→ Goal of the exercise
Find every line below that contains the word "ylabel" and copy it out.

Figure dataset records:
^^^^^^^^^^^^^^^^
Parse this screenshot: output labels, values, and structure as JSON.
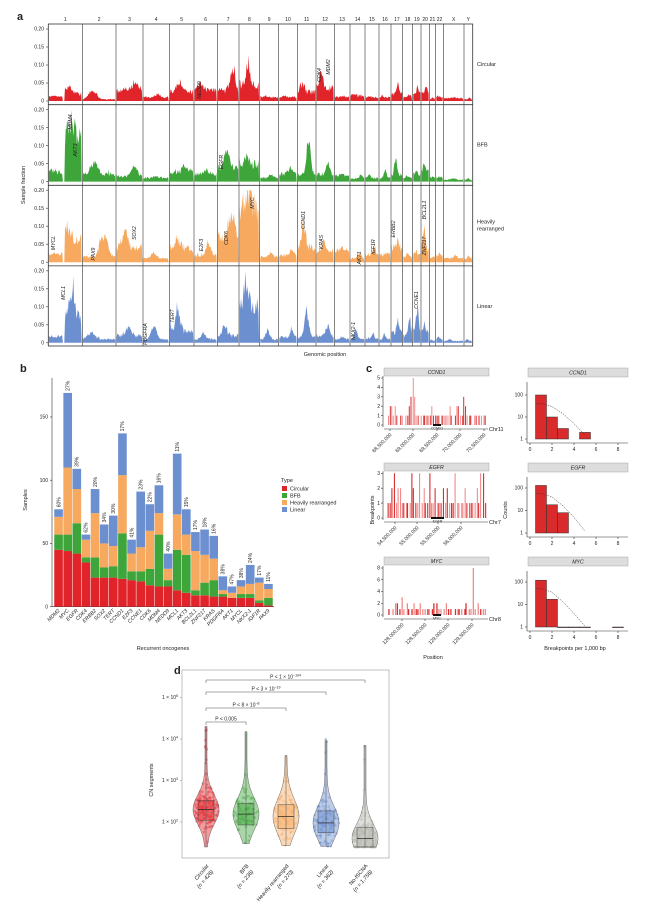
{
  "panel_labels": [
    "a",
    "b",
    "c",
    "d"
  ],
  "chart_data": [
    {
      "panel": "a",
      "type": "area",
      "ylabel": "Sample fraction",
      "xlabel": "Genomic position",
      "ylim": [
        0,
        0.2
      ],
      "yticks": [
        "0",
        "0.05",
        "0.10",
        "0.15",
        "0.20"
      ],
      "yticks_values": [
        0,
        0.05,
        0.1,
        0.15,
        0.2
      ],
      "chromosomes": [
        "1",
        "2",
        "3",
        "4",
        "5",
        "6",
        "7",
        "8",
        "9",
        "10",
        "11",
        "12",
        "13",
        "14",
        "15",
        "16",
        "17",
        "18",
        "19",
        "20",
        "21",
        "22",
        "X",
        "Y"
      ],
      "tracks": [
        {
          "name_lines": [
            "Circular"
          ],
          "color": "#e0242a",
          "base": [
            0.02,
            0.005,
            0.03,
            0.01,
            0.025,
            0.03,
            0.03,
            0.045,
            0.01,
            0.01,
            0.025,
            0.035,
            0.01,
            0.015,
            0.01,
            0.01,
            0.02,
            0.01,
            0.02,
            0.025,
            0.005,
            0.01,
            0.008,
            0.005
          ],
          "peak": [
            0.045,
            0.035,
            0.06,
            0.02,
            0.05,
            0.06,
            0.095,
            0.105,
            0.015,
            0.015,
            0.055,
            0.085,
            0.015,
            0.02,
            0.015,
            0.015,
            0.055,
            0.02,
            0.04,
            0.04,
            0.01,
            0.015,
            0.01,
            0.01
          ],
          "genes": [
            "NEDD9",
            "CDK4",
            "MDM2"
          ]
        },
        {
          "name_lines": [
            "BFB"
          ],
          "color": "#3da53a",
          "base": [
            0.12,
            0.02,
            0.015,
            0.01,
            0.025,
            0.02,
            0.04,
            0.05,
            0.01,
            0.02,
            0.02,
            0.02,
            0.015,
            0.008,
            0.01,
            0.01,
            0.02,
            0.01,
            0.02,
            0.03,
            0.01,
            0.01,
            0.005,
            0.005
          ],
          "peak": [
            0.17,
            0.06,
            0.045,
            0.015,
            0.05,
            0.035,
            0.1,
            0.075,
            0.02,
            0.04,
            0.155,
            0.055,
            0.025,
            0.02,
            0.02,
            0.04,
            0.075,
            0.02,
            0.03,
            0.06,
            0.015,
            0.015,
            0.01,
            0.01
          ],
          "genes": [
            "MDM4",
            "AKT3",
            "EGFR"
          ]
        },
        {
          "name_lines": [
            "Heavily",
            "rearranged"
          ],
          "color": "#f6a95f",
          "base": [
            0.06,
            0.015,
            0.04,
            0.01,
            0.04,
            0.02,
            0.07,
            0.15,
            0.015,
            0.02,
            0.04,
            0.03,
            0.03,
            0.01,
            0.02,
            0.02,
            0.04,
            0.015,
            0.02,
            0.04,
            0.01,
            0.015,
            0.01,
            0.01
          ],
          "peak": [
            0.105,
            0.095,
            0.095,
            0.03,
            0.07,
            0.055,
            0.15,
            0.2,
            0.03,
            0.035,
            0.12,
            0.065,
            0.04,
            0.03,
            0.05,
            0.03,
            0.07,
            0.03,
            0.035,
            0.12,
            0.02,
            0.03,
            0.02,
            0.02
          ],
          "genes": [
            "MYCL",
            "PAX9",
            "SOX2",
            "E2F3",
            "CDK6",
            "MYC",
            "CCND1",
            "KRAS",
            "AKT1",
            "IGF1R",
            "ERBB2",
            "BCL2L1",
            "ZNF217"
          ]
        },
        {
          "name_lines": [
            "Linear"
          ],
          "color": "#6b8fcf",
          "base": [
            0.06,
            0.01,
            0.02,
            0.01,
            0.03,
            0.01,
            0.02,
            0.1,
            0.01,
            0.015,
            0.015,
            0.02,
            0.01,
            0.01,
            0.01,
            0.01,
            0.03,
            0.02,
            0.04,
            0.03,
            0.005,
            0.01,
            0.005,
            0.005
          ],
          "peak": [
            0.145,
            0.03,
            0.05,
            0.05,
            0.1,
            0.03,
            0.05,
            0.18,
            0.04,
            0.04,
            0.11,
            0.05,
            0.02,
            0.04,
            0.03,
            0.03,
            0.07,
            0.07,
            0.11,
            0.06,
            0.01,
            0.02,
            0.01,
            0.01
          ],
          "genes": [
            "MCL1",
            "PDGFRA",
            "TERT",
            "NKX2-1",
            "CCNE1"
          ]
        }
      ]
    },
    {
      "panel": "b",
      "type": "bar",
      "stacked": true,
      "xlabel": "Recurrent oncogenes",
      "ylabel": "Samples",
      "ylim": [
        0,
        175
      ],
      "yticks": [
        "0",
        "50",
        "100",
        "150"
      ],
      "yticks_values": [
        0,
        50,
        100,
        150
      ],
      "legend_title": "Type",
      "legend_position": "right",
      "categories": [
        "MDM2",
        "MYC",
        "EGFR",
        "CDK4",
        "ERBB2",
        "SOX2",
        "TERT",
        "CCND1",
        "E2F3",
        "CCNE1",
        "CDK6",
        "MDM4",
        "NEDD9",
        "MCL1",
        "AKT3",
        "BCL2L1",
        "ZNF217",
        "KRAS",
        "PDGFRA",
        "AKT1",
        "MYCL",
        "NKX2-1",
        "IGF1R",
        "PAX9"
      ],
      "percent_labels": [
        "60%",
        "27%",
        "39%",
        "62%",
        "20%",
        "34%",
        "30%",
        "17%",
        "41%",
        "23%",
        "22%",
        "16%",
        "40%",
        "11%",
        "15%",
        "17%",
        "18%",
        "16%",
        "38%",
        "47%",
        "38%",
        "24%",
        "17%",
        "11%"
      ],
      "series": [
        {
          "name": "Circular",
          "color": "#e0242a",
          "values": [
            45,
            44,
            42,
            35,
            23,
            23,
            23,
            22,
            21,
            20,
            17,
            16,
            16,
            13,
            11,
            9,
            9,
            8,
            8,
            7,
            7,
            7,
            3,
            1
          ]
        },
        {
          "name": "BFB",
          "color": "#3da53a",
          "values": [
            12,
            13,
            24,
            4,
            16,
            8,
            9,
            36,
            7,
            8,
            13,
            41,
            5,
            32,
            30,
            4,
            10,
            13,
            2,
            0,
            3,
            3,
            2,
            6
          ]
        },
        {
          "name": "Heavily rearranged",
          "color": "#f6a95f",
          "values": [
            14,
            53,
            27,
            14,
            35,
            19,
            16,
            46,
            14,
            19,
            30,
            17,
            9,
            28,
            16,
            31,
            22,
            17,
            3,
            4,
            6,
            8,
            14,
            7
          ]
        },
        {
          "name": "Linear",
          "color": "#6b8fcf",
          "values": [
            6,
            59,
            16,
            4,
            19,
            15,
            24,
            33,
            11,
            44,
            21,
            22,
            12,
            48,
            20,
            15,
            20,
            18,
            11,
            5,
            5,
            15,
            4,
            4
          ]
        }
      ]
    },
    {
      "panel": "c",
      "type": "bar",
      "ylabel": "Breakpoints",
      "xlabel": "Position",
      "plots": [
        {
          "gene": "CCND1",
          "chromosome": "Chr11",
          "ylim": [
            0,
            5
          ],
          "yticks": [
            "0",
            "1",
            "2",
            "3",
            "4",
            "5"
          ],
          "xticks": [
            "68,500,000",
            "69,000,000",
            "69,500,000",
            "70,000,000",
            "70,500,000"
          ],
          "breakpoints": [
            1,
            2,
            2,
            1,
            2,
            1,
            0,
            1,
            1,
            0,
            1,
            1,
            2,
            3,
            5,
            3,
            1,
            1,
            0,
            1,
            1,
            1,
            1,
            1,
            1,
            2,
            1,
            1,
            1,
            1,
            1,
            1,
            1,
            1,
            1,
            2,
            1,
            0,
            1,
            2,
            2,
            1,
            1,
            3,
            2,
            1,
            1,
            1,
            0,
            1,
            1,
            1,
            1,
            1,
            1,
            1
          ]
        },
        {
          "gene": "EGFR",
          "chromosome": "Chr7",
          "ylim": [
            0,
            3
          ],
          "yticks": [
            "0",
            "1",
            "2",
            "3"
          ],
          "xticks": [
            "54,500,000",
            "55,000,000",
            "55,500,000",
            "56,000,000"
          ],
          "breakpoints": [
            1,
            1,
            2,
            3,
            1,
            2,
            2,
            1,
            1,
            1,
            1,
            1,
            3,
            2,
            1,
            1,
            3,
            1,
            2,
            1,
            1,
            3,
            1,
            1,
            2,
            1,
            1,
            1,
            2,
            1,
            2,
            1,
            1,
            1,
            3,
            1,
            1,
            1,
            1,
            2,
            1,
            1,
            1,
            1,
            1,
            2,
            1,
            3,
            3,
            1
          ]
        },
        {
          "gene": "MYC",
          "chromosome": "Chr8",
          "ylim": [
            0,
            8
          ],
          "yticks": [
            "0",
            "2",
            "4",
            "6",
            "8"
          ],
          "xticks": [
            "128,000,000",
            "128,500,000",
            "129,000,000",
            "129,500,000"
          ],
          "breakpoints": [
            1,
            0,
            1,
            2,
            2,
            1,
            3,
            1,
            2,
            1,
            1,
            2,
            1,
            1,
            2,
            1,
            1,
            1,
            1,
            1,
            2,
            2,
            1,
            1,
            1,
            2,
            1,
            1,
            0,
            1,
            1,
            1,
            1,
            1,
            2,
            1,
            1,
            8,
            1,
            2,
            1,
            1,
            1
          ]
        }
      ]
    },
    {
      "panel": "c-right",
      "type": "bar",
      "ylabel": "Counts",
      "xlabel": "Breakpoints per 1,000 bp",
      "yscale": "log",
      "yticks": [
        "1",
        "10",
        "100"
      ],
      "xticks": [
        "0",
        "2",
        "4",
        "6",
        "8"
      ],
      "plots": [
        {
          "gene": "CCND1",
          "bins": [
            1,
            2,
            3,
            5
          ],
          "counts": [
            100,
            10,
            3,
            2
          ],
          "fit": [
            [
              0.5,
              40
            ],
            [
              1,
              42
            ],
            [
              2,
              30
            ],
            [
              3,
              14
            ],
            [
              4,
              5
            ],
            [
              5,
              1.5
            ]
          ]
        },
        {
          "gene": "EGFR",
          "bins": [
            1,
            2,
            3
          ],
          "counts": [
            130,
            18,
            8
          ],
          "fit": [
            [
              0.5,
              55
            ],
            [
              1,
              58
            ],
            [
              2,
              40
            ],
            [
              3,
              16
            ],
            [
              4,
              5
            ],
            [
              5,
              1.2
            ]
          ]
        },
        {
          "gene": "MYC",
          "bins": [
            1,
            2,
            3,
            4,
            5,
            8
          ],
          "counts": [
            120,
            17,
            1,
            1,
            1,
            1
          ],
          "fit": [
            [
              0.5,
              50
            ],
            [
              1,
              52
            ],
            [
              2,
              35
            ],
            [
              3,
              13
            ],
            [
              4,
              4
            ],
            [
              5,
              1.1
            ]
          ]
        }
      ]
    },
    {
      "panel": "d",
      "type": "violin",
      "ylabel": "CN segments",
      "yscale": "log",
      "yticks": [
        {
          "base": "1 × 10",
          "exp": "2"
        },
        {
          "base": "1 × 10",
          "exp": "3"
        },
        {
          "base": "1 × 10",
          "exp": "4"
        },
        {
          "base": "1 × 10",
          "exp": "5"
        }
      ],
      "groups": [
        {
          "name": "Circular",
          "n": "(n = 426)",
          "color": "#e0242a",
          "median": 200,
          "q1": 110,
          "q3": 330,
          "min": 25,
          "max": 20000
        },
        {
          "name": "BFB",
          "n": "(n = 236)",
          "color": "#3da53a",
          "median": 155,
          "q1": 85,
          "q3": 280,
          "min": 30,
          "max": 15000
        },
        {
          "name": "Heavily rearranged",
          "n": "(n = 270)",
          "color": "#f6a95f",
          "median": 135,
          "q1": 70,
          "q3": 260,
          "min": 27,
          "max": 4000
        },
        {
          "name": "Linear",
          "n": "(n = 362)",
          "color": "#6b8fcf",
          "median": 95,
          "q1": 55,
          "q3": 185,
          "min": 26,
          "max": 10000
        },
        {
          "name": "No-fSCNA",
          "n": "(n = 1,756)",
          "color": "#b8b8b0",
          "median": 40,
          "q1": 25,
          "q3": 75,
          "min": 25,
          "max": 7000
        }
      ],
      "comparisons": [
        {
          "from": 0,
          "to": 1,
          "base": "P < 0.005",
          "exp": ""
        },
        {
          "from": 0,
          "to": 2,
          "base": "P < 8 × 10",
          "exp": "−8"
        },
        {
          "from": 0,
          "to": 3,
          "base": "P < 3 × 10",
          "exp": "−19"
        },
        {
          "from": 0,
          "to": 4,
          "base": "P < 1 × 10",
          "exp": "−104"
        }
      ]
    }
  ]
}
^^^^^^^^^^^^^^^^
→ Written reply
      "ylabel": "Sample fraction",
      "ylabel": "Samples",
      "ylabel": "Breakpoints",
      "ylabel": "Counts",
      "ylabel": "CN segments",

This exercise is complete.